### İstenen işler
1) Süleyman Efendi'yi anlatan metinde "bir medrese âlimi" sözlerinden başlayıp "elde etmiş olur." sözlerine kadar uzanan bölümün tamamını hiç değiştirmeden geri verin.
2) Süleyman Efendi'yi anlatan metne göre aşağıdaki soruları cevaplayın:
(a) Süleyman Efendi hangi yılda dünyaya geldi?
(b) Süleyman Efendi'nin babasının adı nedir?
(c) Süleyman Efendi'nin hukuk fakültesi olarak da anılan hangi medreseden mezun olduğu belirtiliyor?

### Sayfa alıntısı
• süleyman efendi hz. kimdir?

    süleyman efendi, (kuddise sirruh) bir zamanlar bizim sınırlarımız içindeyken şimdi bulgaristan sınırlarında kalan silistre’de 1888’de (hicrî 1304) dünyaya geldi. hocazâdeler olarak anılan ailesi, fatih’in kız kardeşiyle evlendirildiği için fatih’in eniştesi olan ve tuna boylarına “tuna hanı” olarak tayin edilen idris bey’e dayanır...

    bir medrese âlimi olan babası osman efendi, süleyman efendi’yi önce kendisi okuttuktan sonra, o zamanın ilim merkezi olan istanbul’a gönderir. istanbul’a gelen süleyman efendi hz., devrin meşhur âlimlerinden ilim öğrenip icazetini alır. sonra, süleymaniye medresesi tefsir ve hadis şubesine girip birincilikle mezun olur. ayrıca giriş imtihanını birincilikle kazandığı medresetül kuzat’tan (hukuk fakültesi’nden) de mezun olarak devrinin en yüksek ilimlerini elde etmiş olur.

    tasavvufa hususî bir meyli bulunduğundan, ikinci binin müceddidi (yenileyicisi) imam-ı rabbâni hz.’nin yolunu devam ettiren selâhaddin ibni mevlânâ sirâcüddin hz.’ne bağlanır ve onun tarafından kendisine manevî irşad salâhiyeti verilir.

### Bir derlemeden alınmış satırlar
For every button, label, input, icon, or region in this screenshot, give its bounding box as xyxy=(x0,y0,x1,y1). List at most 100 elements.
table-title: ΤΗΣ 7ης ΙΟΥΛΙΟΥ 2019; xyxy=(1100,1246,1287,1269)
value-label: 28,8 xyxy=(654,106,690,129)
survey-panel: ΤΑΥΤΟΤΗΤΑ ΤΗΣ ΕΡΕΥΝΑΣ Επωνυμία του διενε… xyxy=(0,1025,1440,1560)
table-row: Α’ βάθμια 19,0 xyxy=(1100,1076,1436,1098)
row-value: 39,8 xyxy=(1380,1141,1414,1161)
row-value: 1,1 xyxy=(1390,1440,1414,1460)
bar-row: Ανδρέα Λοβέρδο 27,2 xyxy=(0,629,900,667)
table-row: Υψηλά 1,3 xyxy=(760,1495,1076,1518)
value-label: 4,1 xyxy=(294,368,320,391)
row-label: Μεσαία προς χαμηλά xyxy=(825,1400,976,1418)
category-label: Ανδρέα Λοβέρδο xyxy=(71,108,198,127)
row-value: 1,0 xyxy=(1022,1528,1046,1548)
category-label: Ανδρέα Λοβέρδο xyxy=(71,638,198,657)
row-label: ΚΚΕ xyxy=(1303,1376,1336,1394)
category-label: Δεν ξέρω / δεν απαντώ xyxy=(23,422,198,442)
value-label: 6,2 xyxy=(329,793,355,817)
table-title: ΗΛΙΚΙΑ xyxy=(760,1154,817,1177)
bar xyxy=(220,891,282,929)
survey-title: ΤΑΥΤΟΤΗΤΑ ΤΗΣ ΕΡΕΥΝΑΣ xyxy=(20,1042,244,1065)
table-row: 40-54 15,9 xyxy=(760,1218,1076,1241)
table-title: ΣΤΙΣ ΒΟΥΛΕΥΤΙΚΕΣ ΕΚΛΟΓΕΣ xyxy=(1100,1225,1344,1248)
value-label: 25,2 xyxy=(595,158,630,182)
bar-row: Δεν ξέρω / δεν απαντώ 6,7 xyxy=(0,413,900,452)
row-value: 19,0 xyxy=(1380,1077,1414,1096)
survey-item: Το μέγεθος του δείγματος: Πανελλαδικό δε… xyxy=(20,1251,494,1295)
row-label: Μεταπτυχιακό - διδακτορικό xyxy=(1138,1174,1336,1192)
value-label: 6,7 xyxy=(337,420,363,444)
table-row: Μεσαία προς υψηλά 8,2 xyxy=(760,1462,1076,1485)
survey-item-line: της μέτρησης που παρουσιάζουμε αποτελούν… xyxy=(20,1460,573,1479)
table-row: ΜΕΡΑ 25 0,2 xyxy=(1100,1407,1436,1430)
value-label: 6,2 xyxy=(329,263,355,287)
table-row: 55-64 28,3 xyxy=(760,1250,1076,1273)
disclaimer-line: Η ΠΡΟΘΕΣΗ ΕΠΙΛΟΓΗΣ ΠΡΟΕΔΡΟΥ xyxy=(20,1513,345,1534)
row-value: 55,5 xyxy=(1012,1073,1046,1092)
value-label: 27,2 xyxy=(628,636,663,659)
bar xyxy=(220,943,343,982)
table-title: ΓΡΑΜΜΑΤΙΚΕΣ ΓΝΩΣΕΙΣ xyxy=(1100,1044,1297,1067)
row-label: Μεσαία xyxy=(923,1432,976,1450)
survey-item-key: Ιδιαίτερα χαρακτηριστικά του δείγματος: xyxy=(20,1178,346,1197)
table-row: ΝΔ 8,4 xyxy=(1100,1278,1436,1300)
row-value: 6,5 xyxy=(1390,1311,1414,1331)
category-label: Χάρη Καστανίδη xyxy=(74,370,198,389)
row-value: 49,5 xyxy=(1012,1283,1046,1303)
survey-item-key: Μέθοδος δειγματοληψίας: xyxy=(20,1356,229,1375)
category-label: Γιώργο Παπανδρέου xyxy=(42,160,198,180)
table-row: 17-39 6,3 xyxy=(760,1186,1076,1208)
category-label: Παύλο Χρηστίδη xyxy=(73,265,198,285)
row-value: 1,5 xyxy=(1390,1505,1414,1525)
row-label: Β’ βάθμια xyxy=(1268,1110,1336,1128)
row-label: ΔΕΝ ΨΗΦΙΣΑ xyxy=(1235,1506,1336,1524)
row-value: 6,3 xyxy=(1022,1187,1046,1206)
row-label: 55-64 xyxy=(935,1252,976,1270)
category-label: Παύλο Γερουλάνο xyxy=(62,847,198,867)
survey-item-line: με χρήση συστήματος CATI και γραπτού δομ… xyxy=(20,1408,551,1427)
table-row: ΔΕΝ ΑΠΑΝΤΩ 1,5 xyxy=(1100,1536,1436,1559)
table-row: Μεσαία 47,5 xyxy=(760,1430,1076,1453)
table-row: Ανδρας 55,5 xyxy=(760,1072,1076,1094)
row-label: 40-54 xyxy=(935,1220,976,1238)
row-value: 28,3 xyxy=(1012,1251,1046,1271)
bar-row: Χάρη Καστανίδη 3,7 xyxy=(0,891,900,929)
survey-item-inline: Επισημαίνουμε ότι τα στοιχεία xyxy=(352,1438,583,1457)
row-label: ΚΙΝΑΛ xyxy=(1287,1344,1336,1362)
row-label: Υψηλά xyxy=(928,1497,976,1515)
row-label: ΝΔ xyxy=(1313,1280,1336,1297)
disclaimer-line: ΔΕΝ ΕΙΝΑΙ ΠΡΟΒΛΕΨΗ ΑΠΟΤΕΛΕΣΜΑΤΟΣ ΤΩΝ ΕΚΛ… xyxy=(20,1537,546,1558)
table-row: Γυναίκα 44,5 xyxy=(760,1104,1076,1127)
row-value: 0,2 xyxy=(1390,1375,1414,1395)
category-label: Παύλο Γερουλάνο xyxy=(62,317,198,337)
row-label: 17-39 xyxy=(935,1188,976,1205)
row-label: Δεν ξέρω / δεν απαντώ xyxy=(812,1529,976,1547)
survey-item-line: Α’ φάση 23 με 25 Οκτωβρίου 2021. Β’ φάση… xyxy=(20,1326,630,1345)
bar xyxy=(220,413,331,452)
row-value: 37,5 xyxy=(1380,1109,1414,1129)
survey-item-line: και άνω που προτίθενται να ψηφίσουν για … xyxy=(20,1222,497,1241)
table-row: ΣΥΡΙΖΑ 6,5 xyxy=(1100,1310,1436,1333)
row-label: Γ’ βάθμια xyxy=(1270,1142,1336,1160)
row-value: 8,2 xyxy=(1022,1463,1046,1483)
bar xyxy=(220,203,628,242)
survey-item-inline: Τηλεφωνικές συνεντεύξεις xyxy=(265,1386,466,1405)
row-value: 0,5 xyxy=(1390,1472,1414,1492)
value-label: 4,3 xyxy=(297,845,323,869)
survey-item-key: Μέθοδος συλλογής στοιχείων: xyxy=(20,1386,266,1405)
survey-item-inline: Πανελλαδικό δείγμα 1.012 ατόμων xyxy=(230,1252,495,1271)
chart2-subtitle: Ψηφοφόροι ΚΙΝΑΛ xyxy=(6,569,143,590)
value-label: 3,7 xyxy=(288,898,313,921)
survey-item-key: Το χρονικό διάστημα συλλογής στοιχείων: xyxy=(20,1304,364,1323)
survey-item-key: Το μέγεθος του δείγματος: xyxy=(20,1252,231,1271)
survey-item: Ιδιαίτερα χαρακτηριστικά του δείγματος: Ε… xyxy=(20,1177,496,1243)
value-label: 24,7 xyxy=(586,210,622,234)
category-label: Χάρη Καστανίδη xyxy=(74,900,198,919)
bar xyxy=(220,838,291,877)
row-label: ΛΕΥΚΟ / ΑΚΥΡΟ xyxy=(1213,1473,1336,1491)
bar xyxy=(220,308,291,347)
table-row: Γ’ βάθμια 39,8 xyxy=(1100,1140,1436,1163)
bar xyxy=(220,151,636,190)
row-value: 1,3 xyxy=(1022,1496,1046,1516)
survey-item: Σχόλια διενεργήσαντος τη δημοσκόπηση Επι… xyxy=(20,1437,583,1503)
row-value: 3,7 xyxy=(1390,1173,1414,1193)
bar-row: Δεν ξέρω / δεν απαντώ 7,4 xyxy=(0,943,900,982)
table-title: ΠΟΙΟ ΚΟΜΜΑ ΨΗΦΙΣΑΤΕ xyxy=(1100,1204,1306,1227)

### Görev sonuçları
1)
bir medrese âlimi olan babası osman efendi, süleyman efendi’yi önce kendisi okuttuktan sonra, o zamanın ilim merkezi olan istanbul’a gönderir. istanbul’a gelen süleyman efendi hz., devrin meşhur âlimlerinden ilim öğrenip icazetini alır. sonra, süleymaniye medresesi tefsir ve hadis şubesine girip birincilikle mezun olur. ayrıca giriş imtihanını birincilikle kazandığı medresetül kuzat’tan (hukuk fakültesi’nden) de mezun olarak devrinin en yüksek ilimlerini elde etmiş olur.

2)
(a) 1888'de (hicrî 1304) dünyaya geldi.
(b) Babasının adı Osman Efendi'dir.
(c) Medresetül Kuzat'tan mezun olmuştur.